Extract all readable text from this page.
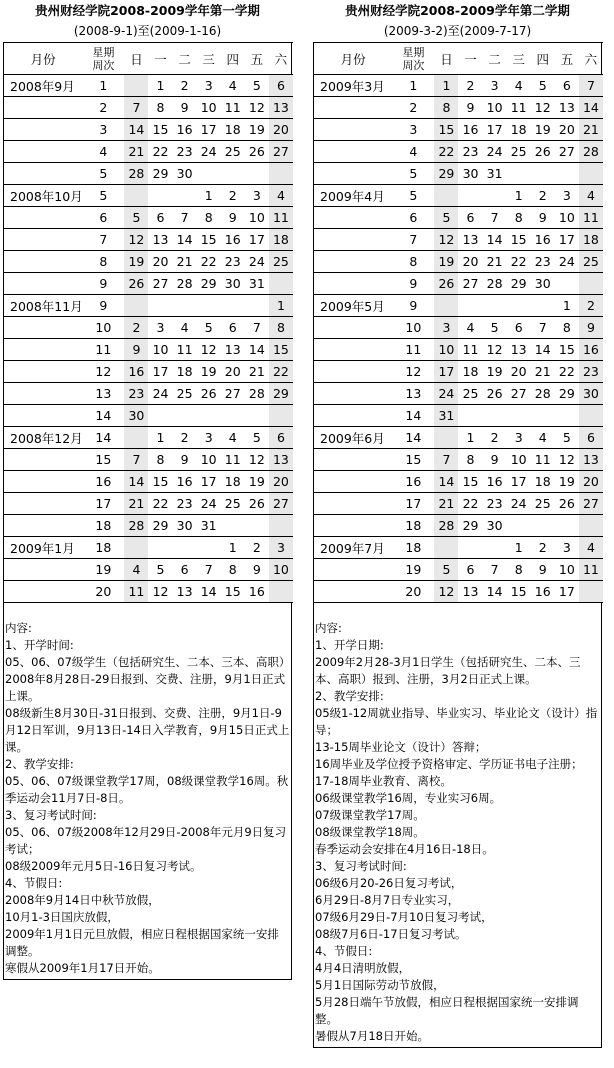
贵州财经学院2008-2009学年第一学期
(2008-9-1)至(2009-1-16)
月份	星期
周次	日	一	二	三	四	五	六
2008年9月	1		1	2	3	4	5	6
	2	7	8	9	10	11	12	13
	3	14	15	16	17	18	19	20
	4	21	22	23	24	25	26	27
	5	28	29	30				
2008年10月	5				1	2	3	4
	6	5	6	7	8	9	10	11
	7	12	13	14	15	16	17	18
	8	19	20	21	22	23	24	25
	9	26	27	28	29	30	31	
2008年11月	9							1
	10	2	3	4	5	6	7	8
	11	9	10	11	12	13	14	15
	12	16	17	18	19	20	21	22
	13	23	24	25	26	27	28	29
	14	30						
2008年12月	14		1	2	3	4	5	6
	15	7	8	9	10	11	12	13
	16	14	15	16	17	18	19	20
	17	21	22	23	24	25	26	27
	18	28	29	30	31			
2009年1月	18					1	2	3
	19	4	5	6	7	8	9	10
	20	11	12	13	14	15	16	
内容:
1、开学时间:
05、06、07级学生（包括研究生、二本、三本、高职）2008年8月28日-29日报到、交费、注册，9月1日正式上课。
08级新生8月30日-31日报到、交费、注册，9月1日-9月12日军训，9月13日-14日入学教育，9月15日正式上课。
2、教学安排:
05、06、07级课堂教学17周，08级课堂教学16周。秋季运动会11月7日-8日。
3、复习考试时间:
05、06、07级2008年12月29日-2008年元月9日复习考试；
08级2009年元月5日-16日复习考试。
4、节假日:
2008年9月14日中秋节放假，
10月1-3日国庆放假，
2009年1月1日元旦放假，相应日程根据国家统一安排调整。
寒假从2009年1月17日开始。
贵州财经学院2008-2009学年第二学期
(2009-3-2)至(2009-7-17)
月份	星期
周次	日	一	二	三	四	五	六
2009年3月	1	1	2	3	4	5	6	7
	2	8	9	10	11	12	13	14
	3	15	16	17	18	19	20	21
	4	22	23	24	25	26	27	28
	5	29	30	31				
2009年4月	5				1	2	3	4
	6	5	6	7	8	9	10	11
	7	12	13	14	15	16	17	18
	8	19	20	21	22	23	24	25
	9	26	27	28	29	30		
2009年5月	9						1	2
	10	3	4	5	6	7	8	9
	11	10	11	12	13	14	15	16
	12	17	18	19	20	21	22	23
	13	24	25	26	27	28	29	30
	14	31						
2009年6月	14		1	2	3	4	5	6
	15	7	8	9	10	11	12	13
	16	14	15	16	17	18	19	20
	17	21	22	23	24	25	26	27
	18	28	29	30				
2009年7月	18				1	2	3	4
	19	5	6	7	8	9	10	11
	20	12	13	14	15	16	17	
内容:
1、开学日期:
2009年2月28-3月1日学生（包括研究生、二本、三本、高职）报到、注册，3月2日正式上课。
2、教学安排:
05级1-12周就业指导、毕业实习、毕业论文（设计）指导；
13-15周毕业论文（设计）答辩；
16周毕业及学位授予资格审定、学历证书电子注册；
17-18周毕业教育、离校。
06级课堂教学16周，专业实习6周。
07级课堂教学17周。
08级课堂教学18周。
春季运动会安排在4月16日-18日。
3、复习考试时间:
06级6月20-26日复习考试，
6月29日-8月7日专业实习，
07级6月29日-7月10日复习考试，
08级7月6日-17日复习考试。
4、节假日:
4月4日清明放假，
5月1日国际劳动节放假，
5月28日端午节放假，相应日程根据国家统一安排调整。
暑假从7月18日开始。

# # # # # # #

§ Requirement: From the listing, extract all text exactly as given and drop any picture.

§ Output:
Extract all readable text from this page.
贵州财经学院2008-2009学年第一学期
(2008-9-1)至(2009-1-16)
月份	星期
周次	日	一	二	三	四	五	六
2008年9月	1		1	2	3	4	5	6
	2	7	8	9	10	11	12	13
	3	14	15	16	17	18	19	20
	4	21	22	23	24	25	26	27
	5	28	29	30				
2008年10月	5				1	2	3	4
	6	5	6	7	8	9	10	11
	7	12	13	14	15	16	17	18
	8	19	20	21	22	23	24	25
	9	26	27	28	29	30	31	
2008年11月	9							1
	10	2	3	4	5	6	7	8
	11	9	10	11	12	13	14	15
	12	16	17	18	19	20	21	22
	13	23	24	25	26	27	28	29
	14	30						
2008年12月	14		1	2	3	4	5	6
	15	7	8	9	10	11	12	13
	16	14	15	16	17	18	19	20
	17	21	22	23	24	25	26	27
	18	28	29	30	31			
2009年1月	18					1	2	3
	19	4	5	6	7	8	9	10
	20	11	12	13	14	15	16	
内容:
1、开学时间:
05、06、07级学生（包括研究生、二本、三本、高职）2008年8月28日-29日报到、交费、注册，9月1日正式上课。
08级新生8月30日-31日报到、交费、注册，9月1日-9月12日军训，9月13日-14日入学教育，9月15日正式上课。
2、教学安排:
05、06、07级课堂教学17周，08级课堂教学16周。秋季运动会11月7日-8日。
3、复习考试时间:
05、06、07级2008年12月29日-2008年元月9日复习考试；
08级2009年元月5日-16日复习考试。
4、节假日:
2008年9月14日中秋节放假，
10月1-3日国庆放假，
2009年1月1日元旦放假，相应日程根据国家统一安排调整。
寒假从2009年1月17日开始。
贵州财经学院2008-2009学年第二学期
(2009-3-2)至(2009-7-17)
月份	星期
周次	日	一	二	三	四	五	六
2009年3月	1	1	2	3	4	5	6	7
	2	8	9	10	11	12	13	14
	3	15	16	17	18	19	20	21
	4	22	23	24	25	26	27	28
	5	29	30	31				
2009年4月	5				1	2	3	4
	6	5	6	7	8	9	10	11
	7	12	13	14	15	16	17	18
	8	19	20	21	22	23	24	25
	9	26	27	28	29	30		
2009年5月	9						1	2
	10	3	4	5	6	7	8	9
	11	10	11	12	13	14	15	16
	12	17	18	19	20	21	22	23
	13	24	25	26	27	28	29	30
	14	31						
2009年6月	14		1	2	3	4	5	6
	15	7	8	9	10	11	12	13
	16	14	15	16	17	18	19	20
	17	21	22	23	24	25	26	27
	18	28	29	30				
2009年7月	18				1	2	3	4
	19	5	6	7	8	9	10	11
	20	12	13	14	15	16	17	
内容:
1、开学日期:
2009年2月28-3月1日学生（包括研究生、二本、三本、高职）报到、注册，3月2日正式上课。
2、教学安排:
05级1-12周就业指导、毕业实习、毕业论文（设计）指导；
13-15周毕业论文（设计）答辩；
16周毕业及学位授予资格审定、学历证书电子注册；
17-18周毕业教育、离校。
06级课堂教学16周，专业实习6周。
07级课堂教学17周。
08级课堂教学18周。
春季运动会安排在4月16日-18日。
3、复习考试时间:
06级6月20-26日复习考试，
6月29日-8月7日专业实习，
07级6月29日-7月10日复习考试，
08级7月6日-17日复习考试。
4、节假日:
4月4日清明放假，
5月1日国际劳动节放假，
5月28日端午节放假，相应日程根据国家统一安排调整。
暑假从7月18日开始。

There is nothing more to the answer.